TEXTO PROPORCIONADO:
Los operadores reciben capacitación en tecnologías de vanguardia. “La ESA tiene estándares altos. A veces hacemos cursos en Alemania; otras, vienen ellos acá”, nos dice Juan Pablo Galera, ingeniero en electrónica y telecomunicaciones de San Rafael. Otra exigencia es hablar inglés. Todos lo manejan; los más rezagados reciben clases particulares del malargüino Rafael Cara, alias Kato, personaje de El avispón verde. Además de profesor de inglés, Kato es técnico superior en higiene y seguridad, y se encarga de la administración y compras. “Trato de comprar insumos locales, aunque si necesitás un termómetro láser, digamos que se hace difícil.”
Leonardo Olmedo es técnico en electrónica recibido en Hurlingham. Aunque nació en CABA, aclara que no es el típico porteño agrandado, “palangana, como le dicen acá”. Y sigue: “En 2007, con mi mujer decidimos mudarnos a Malargüe, donde habíamos pasado las vacaciones un año antes. Estábamos cansados de la locura de Buenos Aires; veníamos mal del laburo. Yo arreglaba computadoras y manejaba las redes de internet de un colegio. Nuestro proyecto era distribuir internet en Malargüe. Nos vinimos, dejando atrás a las familias. No fue fácil.” Terminó trabajando para la ESA. “A la salida, arreglo computadoras en Malargüe, donde alcancé la paz total. Malargüe es una ciudad de primera... Ponés segunda y te fuiste”, bromea, un tanto aporteñado.

EJERCICIO: Duplica sin cambios el fragmento del texto proporcionado que va desde "Leonardo Olmedo es" hasta "un tanto aporteñado.", ambos incluidos. No hace falta consultar los ítems para esta tarea.

INFORMACIÓN EXTRAÍDA:
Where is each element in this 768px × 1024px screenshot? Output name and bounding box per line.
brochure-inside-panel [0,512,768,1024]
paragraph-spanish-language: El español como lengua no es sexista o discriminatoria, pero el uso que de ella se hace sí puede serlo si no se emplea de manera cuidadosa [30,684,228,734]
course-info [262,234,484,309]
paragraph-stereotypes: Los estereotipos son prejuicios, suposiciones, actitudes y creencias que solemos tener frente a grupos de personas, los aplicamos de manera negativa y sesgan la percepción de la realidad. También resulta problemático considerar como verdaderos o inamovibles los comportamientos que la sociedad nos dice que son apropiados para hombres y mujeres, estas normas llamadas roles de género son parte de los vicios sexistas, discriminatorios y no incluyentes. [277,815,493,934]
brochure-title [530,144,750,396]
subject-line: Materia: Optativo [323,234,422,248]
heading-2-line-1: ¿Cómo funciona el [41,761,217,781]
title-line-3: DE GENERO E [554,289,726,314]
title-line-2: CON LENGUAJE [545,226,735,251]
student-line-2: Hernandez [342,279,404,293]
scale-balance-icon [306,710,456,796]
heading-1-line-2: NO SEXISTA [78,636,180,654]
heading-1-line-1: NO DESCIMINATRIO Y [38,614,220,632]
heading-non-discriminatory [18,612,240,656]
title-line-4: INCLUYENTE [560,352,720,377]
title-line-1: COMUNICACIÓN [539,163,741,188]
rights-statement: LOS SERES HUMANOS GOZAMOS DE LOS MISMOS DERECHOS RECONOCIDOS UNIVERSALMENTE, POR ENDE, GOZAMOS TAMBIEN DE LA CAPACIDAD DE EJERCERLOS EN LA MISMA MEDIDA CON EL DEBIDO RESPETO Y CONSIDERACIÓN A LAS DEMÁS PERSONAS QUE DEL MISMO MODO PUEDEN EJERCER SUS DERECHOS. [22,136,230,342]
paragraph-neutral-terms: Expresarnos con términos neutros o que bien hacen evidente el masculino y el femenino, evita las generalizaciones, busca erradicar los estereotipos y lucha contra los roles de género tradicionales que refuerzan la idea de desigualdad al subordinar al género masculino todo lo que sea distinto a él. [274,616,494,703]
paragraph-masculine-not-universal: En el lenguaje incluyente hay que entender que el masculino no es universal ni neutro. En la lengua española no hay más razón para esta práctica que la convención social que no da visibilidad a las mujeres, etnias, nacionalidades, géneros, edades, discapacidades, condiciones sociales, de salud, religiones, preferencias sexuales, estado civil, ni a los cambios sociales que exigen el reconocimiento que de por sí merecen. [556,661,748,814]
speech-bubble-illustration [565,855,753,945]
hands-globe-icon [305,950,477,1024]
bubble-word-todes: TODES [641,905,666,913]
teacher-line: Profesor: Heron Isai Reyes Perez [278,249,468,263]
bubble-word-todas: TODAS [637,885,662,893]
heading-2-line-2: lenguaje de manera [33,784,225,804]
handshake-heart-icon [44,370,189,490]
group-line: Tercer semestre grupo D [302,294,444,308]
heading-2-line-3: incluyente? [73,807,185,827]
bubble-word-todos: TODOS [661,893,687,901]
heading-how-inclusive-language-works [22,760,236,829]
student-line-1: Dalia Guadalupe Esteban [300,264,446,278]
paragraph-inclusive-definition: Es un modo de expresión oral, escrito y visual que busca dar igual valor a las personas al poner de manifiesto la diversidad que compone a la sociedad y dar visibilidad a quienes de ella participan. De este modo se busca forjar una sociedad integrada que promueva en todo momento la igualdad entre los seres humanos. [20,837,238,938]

RESULTADO:
Leonardo Olmedo es técnico en electrónica recibido en Hurlingham. Aunque nació en CABA, aclara que no es el típico porteño agrandado, “palangana, como le dicen acá”. Y sigue: “En 2007, con mi mujer decidimos mudarnos a Malargüe, donde habíamos pasado las vacaciones un año antes. Estábamos cansados de la locura de Buenos Aires; veníamos mal del laburo. Yo arreglaba computadoras y manejaba las redes de internet de un colegio. Nuestro proyecto era distribuir internet en Malargüe. Nos vinimos, dejando atrás a las familias. No fue fácil.” Terminó trabajando para la ESA. “A la salida, arreglo computadoras en Malargüe, donde alcancé la paz total. Malargüe es una ciudad de primera... Ponés segunda y te fuiste”, bromea, un tanto aporteñado.